**SUPPLIED DATA:**
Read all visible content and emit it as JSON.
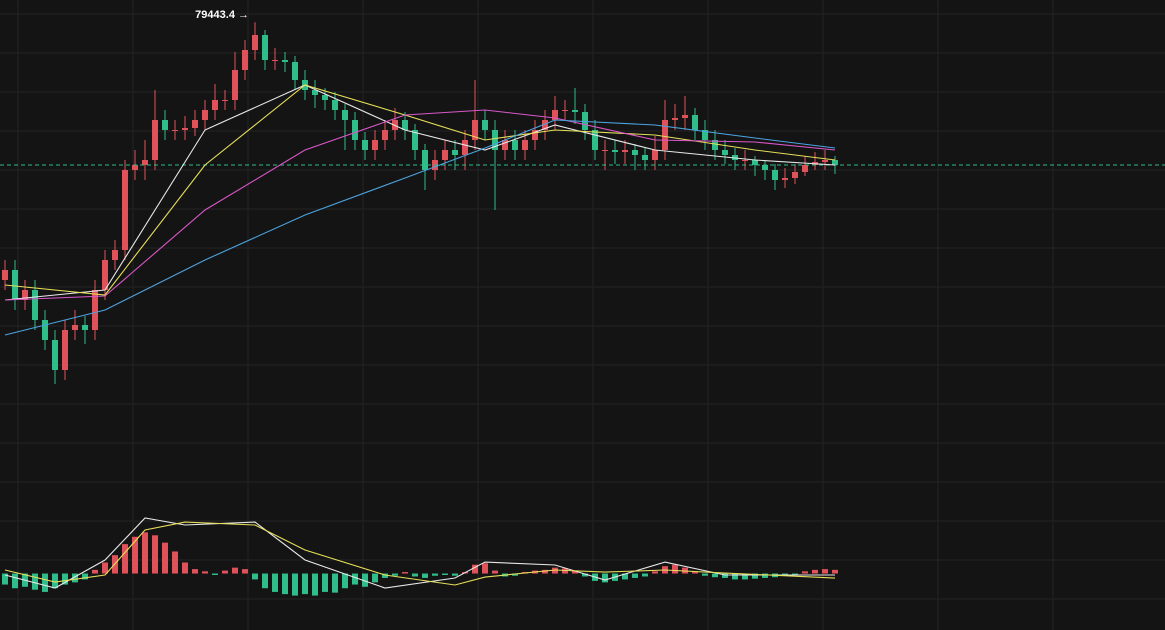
{
  "chart_data": [
    {
      "type": "candlestick",
      "ylim": [
        68000,
        80000
      ],
      "up_color": "#e0525a",
      "down_color": "#2fbd8a",
      "last_price_color": "#2fbd8a",
      "open": [
        73000,
        73250,
        72500,
        72750,
        72000,
        71500,
        70750,
        71750,
        71875,
        71750,
        72750,
        73500,
        73750,
        75750,
        75875,
        76000,
        77000,
        76750,
        76750,
        76800,
        77000,
        77250,
        77500,
        77500,
        78250,
        78750,
        79125,
        78500,
        78500,
        78450,
        78000,
        77750,
        77625,
        77500,
        77250,
        77000,
        76500,
        76250,
        76500,
        76750,
        77000,
        76750,
        76250,
        75750,
        76000,
        76250,
        76125,
        76500,
        77000,
        76750,
        76250,
        76500,
        76250,
        76500,
        76750,
        77000,
        77250,
        77250,
        77200,
        76750,
        76250,
        76250,
        76200,
        76250,
        76125,
        76000,
        76250,
        77000,
        77050,
        77125,
        76750,
        76500,
        76250,
        76125,
        76000,
        76000,
        75875,
        75750,
        75500,
        75550,
        75700,
        75875,
        75950,
        76000
      ],
      "high": [
        73500,
        73500,
        73000,
        73000,
        72250,
        71750,
        72000,
        72250,
        72100,
        73000,
        73750,
        74000,
        76000,
        76250,
        76500,
        77750,
        77250,
        77000,
        77100,
        77250,
        77500,
        77900,
        77750,
        78700,
        79000,
        79443.4,
        79250,
        78800,
        78700,
        78600,
        78250,
        78000,
        77800,
        77700,
        77400,
        77200,
        76700,
        76750,
        77000,
        77300,
        77200,
        76900,
        76400,
        76250,
        76500,
        76500,
        76750,
        78000,
        77250,
        77000,
        76750,
        76750,
        76750,
        77000,
        77250,
        77600,
        77500,
        77800,
        77400,
        77000,
        76500,
        76500,
        76500,
        76400,
        76300,
        76600,
        77500,
        77400,
        77600,
        77300,
        77000,
        76750,
        76500,
        76300,
        76250,
        76100,
        76000,
        75900,
        75800,
        75900,
        76100,
        76200,
        76250,
        76100
      ],
      "low": [
        72750,
        72250,
        72250,
        71750,
        71250,
        70400,
        70500,
        71500,
        71400,
        71500,
        72500,
        73250,
        73500,
        75500,
        75500,
        75750,
        76500,
        76500,
        76500,
        76600,
        76750,
        77000,
        77250,
        77250,
        78000,
        78500,
        78250,
        78250,
        78200,
        77750,
        77500,
        77300,
        77250,
        77000,
        76250,
        76250,
        76000,
        76000,
        76250,
        76500,
        76500,
        76000,
        75250,
        75500,
        75750,
        75750,
        75750,
        76250,
        76500,
        74750,
        76000,
        76000,
        76000,
        76250,
        76500,
        76750,
        77000,
        76900,
        76500,
        76000,
        75750,
        75900,
        75900,
        75750,
        75750,
        75750,
        76000,
        76750,
        76750,
        76500,
        76250,
        76000,
        75900,
        75750,
        75750,
        75600,
        75500,
        75250,
        75300,
        75400,
        75600,
        75750,
        75750,
        75650
      ],
      "close": [
        73250,
        72500,
        72750,
        72000,
        71500,
        70750,
        71750,
        71875,
        71750,
        72750,
        73500,
        73750,
        75750,
        75875,
        76000,
        77000,
        76750,
        76750,
        76800,
        77000,
        77250,
        77500,
        77500,
        78250,
        78750,
        79125,
        78500,
        78500,
        78450,
        78000,
        77750,
        77625,
        77500,
        77250,
        77000,
        76500,
        76250,
        76500,
        76750,
        77000,
        76750,
        76250,
        75750,
        76000,
        76250,
        76125,
        76500,
        77000,
        76750,
        76250,
        76500,
        76250,
        76500,
        76750,
        77000,
        77250,
        77250,
        77200,
        76750,
        76250,
        76250,
        76200,
        76250,
        76125,
        76000,
        76250,
        77000,
        77050,
        77125,
        76750,
        76500,
        76250,
        76125,
        76000,
        76000,
        75875,
        75750,
        75500,
        75550,
        75700,
        75875,
        75950,
        76000,
        75875
      ],
      "lines": [
        {
          "color": "#e8e8e8",
          "x": [
            0,
            10,
            20,
            30,
            40,
            48,
            55,
            65,
            75,
            83
          ],
          "values": [
            72500,
            72750,
            76750,
            77875,
            76750,
            76250,
            76875,
            76250,
            76000,
            75875
          ]
        },
        {
          "color": "#e6df5a",
          "x": [
            0,
            10,
            20,
            30,
            40,
            48,
            55,
            65,
            75,
            83
          ],
          "values": [
            72875,
            72625,
            75875,
            77875,
            77125,
            76500,
            76750,
            76625,
            76250,
            76000
          ]
        },
        {
          "color": "#d957c8",
          "x": [
            0,
            10,
            20,
            30,
            40,
            48,
            55,
            65,
            75,
            83
          ],
          "values": [
            72500,
            72600,
            74750,
            76250,
            77125,
            77250,
            77050,
            76500,
            76450,
            76250
          ]
        },
        {
          "color": "#4ca3e0",
          "x": [
            0,
            10,
            20,
            30,
            40,
            48,
            55,
            65,
            75,
            83
          ],
          "values": [
            71625,
            72250,
            73500,
            74625,
            75550,
            76300,
            77000,
            76875,
            76550,
            76300
          ]
        }
      ],
      "annotation": {
        "label": "79443.4 →",
        "value": 79443.4,
        "x": 25
      }
    },
    {
      "type": "macd",
      "ylim": [
        -700,
        1000
      ],
      "up_color": "#e0525a",
      "down_color": "#2fbd8a",
      "histogram": [
        -150,
        -200,
        -180,
        -220,
        -250,
        -200,
        -150,
        -120,
        -80,
        50,
        150,
        250,
        400,
        500,
        560,
        520,
        420,
        300,
        150,
        60,
        30,
        -20,
        40,
        80,
        60,
        -80,
        -200,
        -250,
        -280,
        -300,
        -280,
        -300,
        -250,
        -260,
        -200,
        -150,
        -180,
        -120,
        -60,
        -30,
        20,
        -40,
        -60,
        -30,
        -20,
        -30,
        20,
        120,
        140,
        40,
        -40,
        -30,
        20,
        40,
        50,
        80,
        70,
        40,
        -40,
        -100,
        -120,
        -100,
        -80,
        -60,
        -40,
        30,
        100,
        120,
        80,
        20,
        -30,
        -50,
        -60,
        -80,
        -80,
        -70,
        -60,
        -50,
        -30,
        -20,
        30,
        50,
        60,
        50
      ],
      "lines": [
        {
          "color": "#e8e8e8",
          "x": [
            0,
            5,
            10,
            14,
            18,
            25,
            30,
            38,
            45,
            48,
            55,
            60,
            66,
            72,
            83
          ],
          "values": [
            -20,
            -197,
            184,
            755,
            660,
            700,
            184,
            -197,
            -61,
            156,
            116,
            -88,
            156,
            -20,
            -20
          ]
        },
        {
          "color": "#e6df5a",
          "x": [
            0,
            5,
            10,
            14,
            18,
            25,
            30,
            38,
            45,
            48,
            55,
            60,
            66,
            72,
            83
          ],
          "values": [
            48,
            -116,
            -20,
            592,
            700,
            660,
            320,
            -20,
            -156,
            -48,
            48,
            20,
            48,
            7,
            -61
          ]
        }
      ]
    }
  ]
}
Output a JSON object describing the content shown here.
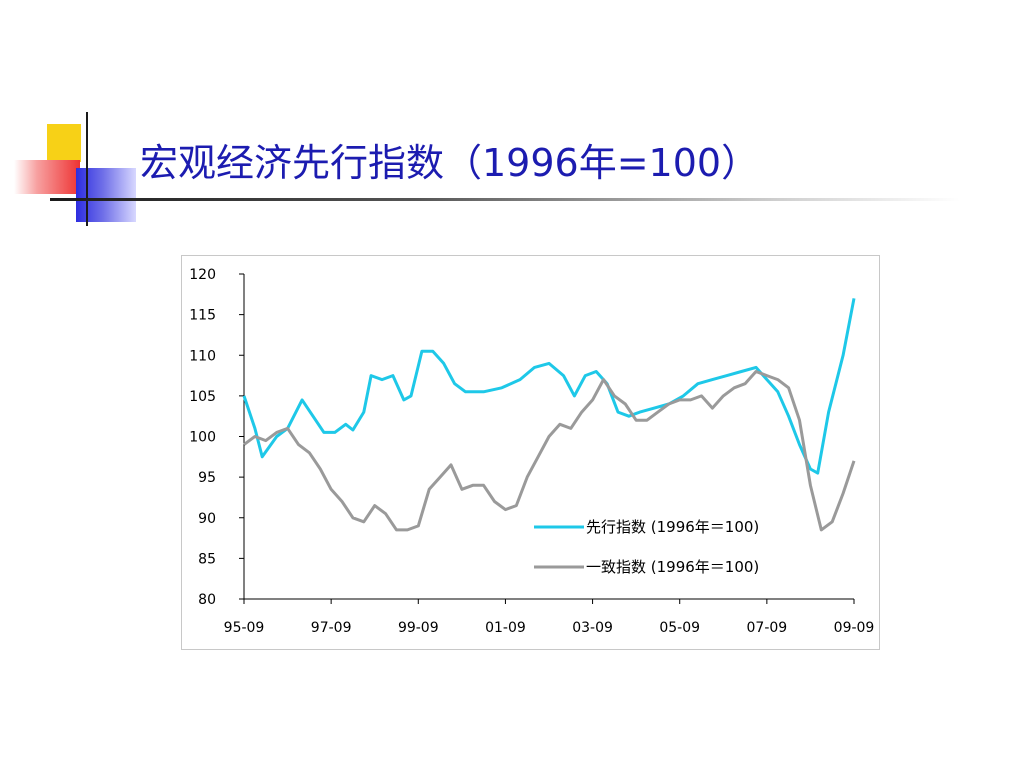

**GOAL:** Gather each line in these records that contains the string "content".

**TASK ANSWER:**
Read all visible content and emit it as JSON.
Output a JSON object describing the content shown here.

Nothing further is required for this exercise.